§ **Stated goal**
Reproduce the records below exactly as they appear, omitting any pictures they contain.

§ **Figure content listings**

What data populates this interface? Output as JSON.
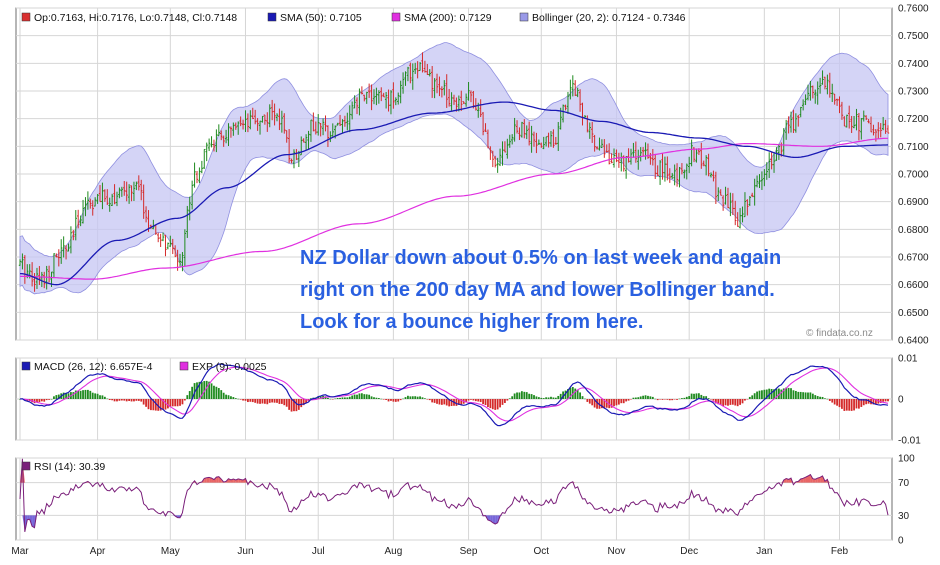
{
  "chart_data": [
    {
      "type": "candlestick",
      "legend": [
        {
          "name": "swatch-ohlc",
          "text": "Op:0.7163, Hi:0.7176, Lo:0.7148, Cl:0.7148",
          "color": "#d93030"
        },
        {
          "name": "swatch-sma50",
          "text": "SMA (50): 0.7105",
          "color": "#1a1ab4"
        },
        {
          "name": "swatch-sma200",
          "text": "SMA (200): 0.7129",
          "color": "#e030e0"
        },
        {
          "name": "swatch-bollinger",
          "text": "Bollinger (20, 2): 0.7124 - 0.7346",
          "color": "#9a9ae8"
        }
      ],
      "ylim": [
        0.64,
        0.76
      ],
      "yticks": [
        "0.6400",
        "0.6500",
        "0.6600",
        "0.6700",
        "0.6800",
        "0.6900",
        "0.7000",
        "0.7100",
        "0.7200",
        "0.7300",
        "0.7400",
        "0.7500",
        "0.7600"
      ],
      "annotation": [
        "NZ Dollar down about 0.5% on last week and again",
        "right on the 200 day MA and lower Bollinger band.",
        "Look for a bounce higher from here."
      ],
      "watermark": "© findata.co.nz",
      "close_anchors": [
        [
          0,
          0.667
        ],
        [
          8,
          0.662
        ],
        [
          18,
          0.672
        ],
        [
          28,
          0.69
        ],
        [
          40,
          0.692
        ],
        [
          48,
          0.695
        ],
        [
          55,
          0.678
        ],
        [
          66,
          0.67
        ],
        [
          72,
          0.7
        ],
        [
          80,
          0.712
        ],
        [
          90,
          0.716
        ],
        [
          100,
          0.72
        ],
        [
          106,
          0.722
        ],
        [
          112,
          0.706
        ],
        [
          120,
          0.717
        ],
        [
          126,
          0.716
        ],
        [
          134,
          0.719
        ],
        [
          142,
          0.729
        ],
        [
          152,
          0.727
        ],
        [
          164,
          0.739
        ],
        [
          172,
          0.731
        ],
        [
          180,
          0.727
        ],
        [
          186,
          0.728
        ],
        [
          196,
          0.706
        ],
        [
          206,
          0.716
        ],
        [
          214,
          0.71
        ],
        [
          220,
          0.713
        ],
        [
          228,
          0.732
        ],
        [
          236,
          0.713
        ],
        [
          246,
          0.704
        ],
        [
          256,
          0.707
        ],
        [
          264,
          0.702
        ],
        [
          270,
          0.699
        ],
        [
          278,
          0.708
        ],
        [
          282,
          0.704
        ],
        [
          290,
          0.69
        ],
        [
          296,
          0.684
        ],
        [
          304,
          0.696
        ],
        [
          312,
          0.708
        ],
        [
          318,
          0.718
        ],
        [
          326,
          0.73
        ],
        [
          332,
          0.734
        ],
        [
          340,
          0.72
        ],
        [
          348,
          0.718
        ],
        [
          355,
          0.715
        ],
        [
          358,
          0.7148
        ]
      ],
      "sma50_anchors": [
        [
          0,
          0.664
        ],
        [
          15,
          0.66
        ],
        [
          40,
          0.676
        ],
        [
          65,
          0.684
        ],
        [
          85,
          0.695
        ],
        [
          110,
          0.707
        ],
        [
          140,
          0.716
        ],
        [
          170,
          0.722
        ],
        [
          200,
          0.726
        ],
        [
          220,
          0.723
        ],
        [
          240,
          0.719
        ],
        [
          260,
          0.715
        ],
        [
          280,
          0.713
        ],
        [
          300,
          0.71
        ],
        [
          320,
          0.706
        ],
        [
          340,
          0.71
        ],
        [
          358,
          0.7105
        ]
      ],
      "sma200_anchors": [
        [
          0,
          0.663
        ],
        [
          30,
          0.662
        ],
        [
          60,
          0.666
        ],
        [
          100,
          0.672
        ],
        [
          140,
          0.682
        ],
        [
          180,
          0.692
        ],
        [
          220,
          0.7
        ],
        [
          250,
          0.706
        ],
        [
          280,
          0.709
        ],
        [
          300,
          0.711
        ],
        [
          330,
          0.71
        ],
        [
          358,
          0.7129
        ]
      ],
      "boll_width_anchors": [
        [
          0,
          0.009
        ],
        [
          15,
          0.006
        ],
        [
          30,
          0.016
        ],
        [
          48,
          0.018
        ],
        [
          60,
          0.009
        ],
        [
          70,
          0.014
        ],
        [
          82,
          0.02
        ],
        [
          96,
          0.01
        ],
        [
          110,
          0.015
        ],
        [
          122,
          0.006
        ],
        [
          140,
          0.01
        ],
        [
          160,
          0.011
        ],
        [
          178,
          0.013
        ],
        [
          196,
          0.015
        ],
        [
          210,
          0.008
        ],
        [
          222,
          0.013
        ],
        [
          236,
          0.014
        ],
        [
          250,
          0.008
        ],
        [
          266,
          0.006
        ],
        [
          280,
          0.009
        ],
        [
          292,
          0.013
        ],
        [
          306,
          0.012
        ],
        [
          320,
          0.019
        ],
        [
          336,
          0.016
        ],
        [
          350,
          0.015
        ],
        [
          358,
          0.011
        ]
      ],
      "seed": 17
    },
    {
      "type": "line-histogram",
      "legend": [
        {
          "name": "swatch-macd",
          "text": "MACD (26, 12): 6.657E-4",
          "color": "#1a1ab4"
        },
        {
          "name": "swatch-exp9",
          "text": "EXP (9): 0.0025",
          "color": "#e030e0"
        }
      ],
      "ylim": [
        -0.01,
        0.01
      ],
      "yticks": [
        "-0.01",
        "0",
        "0.01"
      ]
    },
    {
      "type": "line",
      "legend": [
        {
          "name": "swatch-rsi",
          "text": "RSI (14): 30.39",
          "color": "#7a1f7a"
        }
      ],
      "ylim": [
        0,
        100
      ],
      "yticks": [
        "0",
        "30",
        "70",
        "100"
      ],
      "levels": [
        30,
        70
      ]
    }
  ],
  "xaxis": {
    "months": [
      "Mar",
      "Apr",
      "May",
      "Jun",
      "Jul",
      "Aug",
      "Sep",
      "Oct",
      "Nov",
      "Dec",
      "Jan",
      "Feb"
    ],
    "month_starts": [
      0,
      32,
      62,
      93,
      123,
      154,
      185,
      215,
      246,
      276,
      307,
      338
    ],
    "days": 359
  },
  "colors": {
    "up": "#1f8a1f",
    "down": "#d42a2a",
    "sma50": "#1a1ab4",
    "sma200": "#e030e0",
    "band_fill": "#c5c5f3",
    "band_edge": "#8f8fe0",
    "macd": "#1a1ab4",
    "signal": "#e030e0",
    "hist_pos": "#1f8a1f",
    "hist_neg": "#d42a2a",
    "rsi": "#7a1f7a",
    "rsi_over": "#e24040",
    "rsi_under": "#5540d0"
  }
}
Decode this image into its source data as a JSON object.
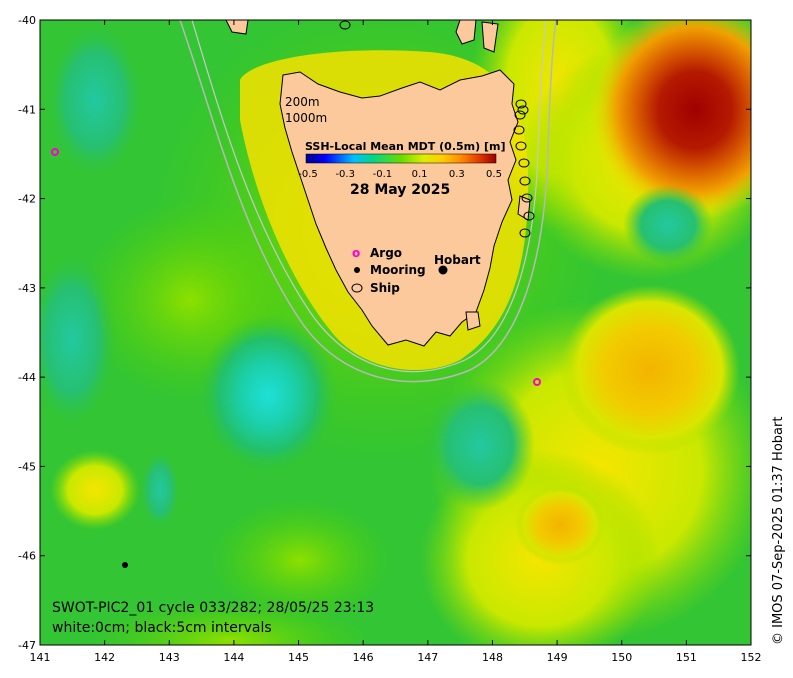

§ **The response**
What data populates this interface? Output as JSON.
{
  "chart_data": [
    {
      "type": "candlestick",
      "legend": [
        {
          "name": "swatch-ohlc",
          "text": "Op:0.7163, Hi:0.7176, Lo:0.7148, Cl:0.7148",
          "color": "#d93030"
        },
        {
          "name": "swatch-sma50",
          "text": "SMA (50): 0.7105",
          "color": "#1a1ab4"
        },
        {
          "name": "swatch-sma200",
          "text": "SMA (200): 0.7129",
          "color": "#e030e0"
        },
        {
          "name": "swatch-bollinger",
          "text": "Bollinger (20, 2): 0.7124 - 0.7346",
          "color": "#9a9ae8"
        }
      ],
      "ylim": [
        0.64,
        0.76
      ],
      "yticks": [
        "0.6400",
        "0.6500",
        "0.6600",
        "0.6700",
        "0.6800",
        "0.6900",
        "0.7000",
        "0.7100",
        "0.7200",
        "0.7300",
        "0.7400",
        "0.7500",
        "0.7600"
      ],
      "annotation": [
        "NZ Dollar down about 0.5% on last week and again",
        "right on the 200 day MA and lower Bollinger band.",
        "Look for a bounce higher from here."
      ],
      "watermark": "© findata.co.nz",
      "close_anchors": [
        [
          0,
          0.667
        ],
        [
          8,
          0.662
        ],
        [
          18,
          0.672
        ],
        [
          28,
          0.69
        ],
        [
          40,
          0.692
        ],
        [
          48,
          0.695
        ],
        [
          55,
          0.678
        ],
        [
          66,
          0.67
        ],
        [
          72,
          0.7
        ],
        [
          80,
          0.712
        ],
        [
          90,
          0.716
        ],
        [
          100,
          0.72
        ],
        [
          106,
          0.722
        ],
        [
          112,
          0.706
        ],
        [
          120,
          0.717
        ],
        [
          126,
          0.716
        ],
        [
          134,
          0.719
        ],
        [
          142,
          0.729
        ],
        [
          152,
          0.727
        ],
        [
          164,
          0.739
        ],
        [
          172,
          0.731
        ],
        [
          180,
          0.727
        ],
        [
          186,
          0.728
        ],
        [
          196,
          0.706
        ],
        [
          206,
          0.716
        ],
        [
          214,
          0.71
        ],
        [
          220,
          0.713
        ],
        [
          228,
          0.732
        ],
        [
          236,
          0.713
        ],
        [
          246,
          0.704
        ],
        [
          256,
          0.707
        ],
        [
          264,
          0.702
        ],
        [
          270,
          0.699
        ],
        [
          278,
          0.708
        ],
        [
          282,
          0.704
        ],
        [
          290,
          0.69
        ],
        [
          296,
          0.684
        ],
        [
          304,
          0.696
        ],
        [
          312,
          0.708
        ],
        [
          318,
          0.718
        ],
        [
          326,
          0.73
        ],
        [
          332,
          0.734
        ],
        [
          340,
          0.72
        ],
        [
          348,
          0.718
        ],
        [
          355,
          0.715
        ],
        [
          358,
          0.7148
        ]
      ],
      "sma50_anchors": [
        [
          0,
          0.664
        ],
        [
          15,
          0.66
        ],
        [
          40,
          0.676
        ],
        [
          65,
          0.684
        ],
        [
          85,
          0.695
        ],
        [
          110,
          0.707
        ],
        [
          140,
          0.716
        ],
        [
          170,
          0.722
        ],
        [
          200,
          0.726
        ],
        [
          220,
          0.723
        ],
        [
          240,
          0.719
        ],
        [
          260,
          0.715
        ],
        [
          280,
          0.713
        ],
        [
          300,
          0.71
        ],
        [
          320,
          0.706
        ],
        [
          340,
          0.71
        ],
        [
          358,
          0.7105
        ]
      ],
      "sma200_anchors": [
        [
          0,
          0.663
        ],
        [
          30,
          0.662
        ],
        [
          60,
          0.666
        ],
        [
          100,
          0.672
        ],
        [
          140,
          0.682
        ],
        [
          180,
          0.692
        ],
        [
          220,
          0.7
        ],
        [
          250,
          0.706
        ],
        [
          280,
          0.709
        ],
        [
          300,
          0.711
        ],
        [
          330,
          0.71
        ],
        [
          358,
          0.7129
        ]
      ],
      "boll_width_anchors": [
        [
          0,
          0.009
        ],
        [
          15,
          0.006
        ],
        [
          30,
          0.016
        ],
        [
          48,
          0.018
        ],
        [
          60,
          0.009
        ],
        [
          70,
          0.014
        ],
        [
          82,
          0.02
        ],
        [
          96,
          0.01
        ],
        [
          110,
          0.015
        ],
        [
          122,
          0.006
        ],
        [
          140,
          0.01
        ],
        [
          160,
          0.011
        ],
        [
          178,
          0.013
        ],
        [
          196,
          0.015
        ],
        [
          210,
          0.008
        ],
        [
          222,
          0.013
        ],
        [
          236,
          0.014
        ],
        [
          250,
          0.008
        ],
        [
          266,
          0.006
        ],
        [
          280,
          0.009
        ],
        [
          292,
          0.013
        ],
        [
          306,
          0.012
        ],
        [
          320,
          0.019
        ],
        [
          336,
          0.016
        ],
        [
          350,
          0.015
        ],
        [
          358,
          0.011
        ]
      ],
      "seed": 17
    },
    {
      "type": "line-histogram",
      "legend": [
        {
          "name": "swatch-macd",
          "text": "MACD (26, 12): 6.657E-4",
          "color": "#1a1ab4"
        },
        {
          "name": "swatch-exp9",
          "text": "EXP (9): 0.0025",
          "color": "#e030e0"
        }
      ],
      "ylim": [
        -0.01,
        0.01
      ],
      "yticks": [
        "-0.01",
        "0",
        "0.01"
      ]
    },
    {
      "type": "line",
      "legend": [
        {
          "name": "swatch-rsi",
          "text": "RSI (14): 30.39",
          "color": "#7a1f7a"
        }
      ],
      "ylim": [
        0,
        100
      ],
      "yticks": [
        "0",
        "30",
        "70",
        "100"
      ],
      "levels": [
        30,
        70
      ]
    }
  ],
  "xaxis": {
    "months": [
      "Mar",
      "Apr",
      "May",
      "Jun",
      "Jul",
      "Aug",
      "Sep",
      "Oct",
      "Nov",
      "Dec",
      "Jan",
      "Feb"
    ],
    "month_starts": [
      0,
      32,
      62,
      93,
      123,
      154,
      185,
      215,
      246,
      276,
      307,
      338
    ],
    "days": 359
  },
  "colors": {
    "up": "#1f8a1f",
    "down": "#d42a2a",
    "sma50": "#1a1ab4",
    "sma200": "#e030e0",
    "band_fill": "#c5c5f3",
    "band_edge": "#8f8fe0",
    "macd": "#1a1ab4",
    "signal": "#e030e0",
    "hist_pos": "#1f8a1f",
    "hist_neg": "#d42a2a",
    "rsi": "#7a1f7a",
    "rsi_over": "#e24040",
    "rsi_under": "#5540d0"
  }
}
Decode this image into its source data as a JSON object.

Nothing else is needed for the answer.